- _Request_:
Print exactly the lines from the one containing "Serialize everything readable" through the last line of the listing, both included.

- _Dataset rows_:
— Begin —
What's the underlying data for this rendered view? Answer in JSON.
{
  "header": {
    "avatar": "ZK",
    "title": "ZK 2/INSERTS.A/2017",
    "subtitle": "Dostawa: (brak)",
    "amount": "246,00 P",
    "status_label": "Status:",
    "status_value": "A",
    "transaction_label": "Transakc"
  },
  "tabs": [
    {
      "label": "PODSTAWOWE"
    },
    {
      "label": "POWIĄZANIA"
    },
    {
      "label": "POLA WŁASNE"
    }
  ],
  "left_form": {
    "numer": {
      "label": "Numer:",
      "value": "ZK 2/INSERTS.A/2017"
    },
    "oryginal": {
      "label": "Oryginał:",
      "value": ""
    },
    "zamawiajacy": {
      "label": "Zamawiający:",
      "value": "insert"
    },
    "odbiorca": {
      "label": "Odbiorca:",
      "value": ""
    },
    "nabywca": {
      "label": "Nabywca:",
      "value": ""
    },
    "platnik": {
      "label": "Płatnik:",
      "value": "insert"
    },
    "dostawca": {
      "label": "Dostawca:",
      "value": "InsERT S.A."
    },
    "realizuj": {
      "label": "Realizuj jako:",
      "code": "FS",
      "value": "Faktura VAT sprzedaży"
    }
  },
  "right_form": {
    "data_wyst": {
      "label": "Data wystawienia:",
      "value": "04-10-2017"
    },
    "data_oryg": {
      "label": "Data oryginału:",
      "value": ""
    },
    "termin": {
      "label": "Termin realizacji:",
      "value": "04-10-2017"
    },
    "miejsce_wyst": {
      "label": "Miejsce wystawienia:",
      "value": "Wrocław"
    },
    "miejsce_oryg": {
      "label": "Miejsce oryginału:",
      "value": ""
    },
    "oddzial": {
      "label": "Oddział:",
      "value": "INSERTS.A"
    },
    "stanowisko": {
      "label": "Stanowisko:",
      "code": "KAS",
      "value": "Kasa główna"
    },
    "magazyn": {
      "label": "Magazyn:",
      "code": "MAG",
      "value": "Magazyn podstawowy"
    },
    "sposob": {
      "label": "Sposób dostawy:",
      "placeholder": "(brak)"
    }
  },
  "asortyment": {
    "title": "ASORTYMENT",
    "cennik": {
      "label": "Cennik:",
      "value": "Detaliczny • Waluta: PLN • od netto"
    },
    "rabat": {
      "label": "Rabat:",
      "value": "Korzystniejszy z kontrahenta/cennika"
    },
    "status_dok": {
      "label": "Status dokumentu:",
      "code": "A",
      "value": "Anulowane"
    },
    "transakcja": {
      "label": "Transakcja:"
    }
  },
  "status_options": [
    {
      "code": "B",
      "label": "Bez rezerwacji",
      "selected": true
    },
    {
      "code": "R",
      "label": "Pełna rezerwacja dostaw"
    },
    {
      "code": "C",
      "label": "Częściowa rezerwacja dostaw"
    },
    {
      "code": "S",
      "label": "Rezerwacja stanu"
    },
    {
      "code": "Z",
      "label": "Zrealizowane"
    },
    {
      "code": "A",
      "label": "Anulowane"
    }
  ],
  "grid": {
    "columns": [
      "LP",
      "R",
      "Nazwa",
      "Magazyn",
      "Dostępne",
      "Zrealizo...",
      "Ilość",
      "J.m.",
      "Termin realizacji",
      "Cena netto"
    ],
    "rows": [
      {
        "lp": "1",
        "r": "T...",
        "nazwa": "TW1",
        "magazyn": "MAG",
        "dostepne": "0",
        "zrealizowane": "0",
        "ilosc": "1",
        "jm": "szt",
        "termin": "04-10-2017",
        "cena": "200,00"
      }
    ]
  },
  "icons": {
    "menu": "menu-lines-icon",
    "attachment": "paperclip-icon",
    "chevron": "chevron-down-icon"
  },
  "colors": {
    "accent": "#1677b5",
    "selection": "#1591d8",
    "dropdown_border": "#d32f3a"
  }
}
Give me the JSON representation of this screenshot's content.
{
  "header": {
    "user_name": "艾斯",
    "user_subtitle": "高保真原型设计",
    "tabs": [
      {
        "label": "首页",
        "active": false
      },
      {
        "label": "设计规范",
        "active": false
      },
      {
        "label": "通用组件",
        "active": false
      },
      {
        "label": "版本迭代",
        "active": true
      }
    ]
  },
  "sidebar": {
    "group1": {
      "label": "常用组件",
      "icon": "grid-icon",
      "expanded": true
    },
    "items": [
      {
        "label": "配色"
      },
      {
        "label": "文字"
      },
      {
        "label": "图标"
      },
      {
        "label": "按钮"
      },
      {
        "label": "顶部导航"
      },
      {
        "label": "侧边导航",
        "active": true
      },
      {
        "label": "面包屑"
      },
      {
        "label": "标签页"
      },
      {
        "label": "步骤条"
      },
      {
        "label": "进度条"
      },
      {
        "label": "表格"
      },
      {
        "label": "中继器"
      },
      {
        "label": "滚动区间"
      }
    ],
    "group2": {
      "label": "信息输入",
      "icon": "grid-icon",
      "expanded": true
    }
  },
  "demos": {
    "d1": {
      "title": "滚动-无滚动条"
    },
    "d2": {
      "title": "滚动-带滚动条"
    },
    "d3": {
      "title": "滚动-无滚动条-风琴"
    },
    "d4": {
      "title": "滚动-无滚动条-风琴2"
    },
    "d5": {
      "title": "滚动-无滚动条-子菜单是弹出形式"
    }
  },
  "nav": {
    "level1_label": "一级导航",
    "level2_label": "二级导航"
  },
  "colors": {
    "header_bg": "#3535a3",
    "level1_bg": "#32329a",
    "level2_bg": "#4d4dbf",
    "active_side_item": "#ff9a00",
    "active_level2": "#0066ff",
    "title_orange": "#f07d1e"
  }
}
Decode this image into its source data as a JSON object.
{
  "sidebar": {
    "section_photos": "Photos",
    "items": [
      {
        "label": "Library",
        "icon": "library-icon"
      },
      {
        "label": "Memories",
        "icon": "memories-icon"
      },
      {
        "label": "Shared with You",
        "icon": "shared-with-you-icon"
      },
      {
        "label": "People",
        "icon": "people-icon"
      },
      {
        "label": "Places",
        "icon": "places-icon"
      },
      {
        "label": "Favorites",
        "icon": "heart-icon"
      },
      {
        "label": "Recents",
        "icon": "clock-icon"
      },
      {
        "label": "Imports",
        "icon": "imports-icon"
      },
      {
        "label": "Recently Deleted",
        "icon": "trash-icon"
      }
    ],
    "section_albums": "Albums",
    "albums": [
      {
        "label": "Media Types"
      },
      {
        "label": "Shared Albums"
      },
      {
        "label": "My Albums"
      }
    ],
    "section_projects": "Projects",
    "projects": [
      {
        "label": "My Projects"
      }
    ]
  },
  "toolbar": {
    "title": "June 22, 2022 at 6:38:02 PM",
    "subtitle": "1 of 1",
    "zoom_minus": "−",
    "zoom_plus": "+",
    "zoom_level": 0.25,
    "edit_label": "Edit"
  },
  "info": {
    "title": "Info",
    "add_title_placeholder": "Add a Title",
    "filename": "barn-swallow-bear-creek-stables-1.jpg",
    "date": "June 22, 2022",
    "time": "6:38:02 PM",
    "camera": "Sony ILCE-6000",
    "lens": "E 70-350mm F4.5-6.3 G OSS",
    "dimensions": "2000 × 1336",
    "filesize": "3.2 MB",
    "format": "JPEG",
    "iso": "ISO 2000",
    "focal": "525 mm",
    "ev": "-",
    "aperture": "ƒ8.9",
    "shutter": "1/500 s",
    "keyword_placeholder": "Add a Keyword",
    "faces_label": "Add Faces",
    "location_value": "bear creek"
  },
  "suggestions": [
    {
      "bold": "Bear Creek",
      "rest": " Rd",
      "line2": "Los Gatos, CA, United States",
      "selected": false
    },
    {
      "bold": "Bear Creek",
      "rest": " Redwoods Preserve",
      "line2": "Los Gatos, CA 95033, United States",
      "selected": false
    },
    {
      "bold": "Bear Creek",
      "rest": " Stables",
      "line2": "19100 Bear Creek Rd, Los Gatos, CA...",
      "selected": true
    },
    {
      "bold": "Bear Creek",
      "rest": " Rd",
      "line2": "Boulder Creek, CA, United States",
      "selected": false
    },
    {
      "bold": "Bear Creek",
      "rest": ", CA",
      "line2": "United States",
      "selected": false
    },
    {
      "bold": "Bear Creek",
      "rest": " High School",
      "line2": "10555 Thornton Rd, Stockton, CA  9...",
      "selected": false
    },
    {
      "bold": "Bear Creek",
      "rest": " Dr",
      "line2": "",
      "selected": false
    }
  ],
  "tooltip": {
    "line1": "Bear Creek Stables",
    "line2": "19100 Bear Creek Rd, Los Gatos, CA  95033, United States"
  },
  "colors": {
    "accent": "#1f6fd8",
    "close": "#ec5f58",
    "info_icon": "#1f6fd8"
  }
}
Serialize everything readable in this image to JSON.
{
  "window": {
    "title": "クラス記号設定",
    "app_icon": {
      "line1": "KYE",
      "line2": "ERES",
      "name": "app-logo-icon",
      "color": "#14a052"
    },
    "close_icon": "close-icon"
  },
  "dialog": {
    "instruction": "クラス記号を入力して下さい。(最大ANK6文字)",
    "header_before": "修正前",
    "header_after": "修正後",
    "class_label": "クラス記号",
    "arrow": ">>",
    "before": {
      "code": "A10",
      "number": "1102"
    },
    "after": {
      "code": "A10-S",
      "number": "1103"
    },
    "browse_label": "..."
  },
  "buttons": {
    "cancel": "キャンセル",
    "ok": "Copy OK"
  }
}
— End —
- _Full output_:
Serialize everything readable in this image to JSON.
{
  "window": {
    "title": "クラス記号設定",
    "app_icon": {
      "line1": "KYE",
      "line2": "ERES",
      "name": "app-logo-icon",
      "color": "#14a052"
    },
    "close_icon": "close-icon"
  },
  "dialog": {
    "instruction": "クラス記号を入力して下さい。(最大ANK6文字)",
    "header_before": "修正前",
    "header_after": "修正後",
    "class_label": "クラス記号",
    "arrow": ">>",
    "before": {
      "code": "A10",
      "number": "1102"
    },
    "after": {
      "code": "A10-S",
      "number": "1103"
    },
    "browse_label": "..."
  },
  "buttons": {
    "cancel": "キャンセル",
    "ok": "Copy OK"
  }
}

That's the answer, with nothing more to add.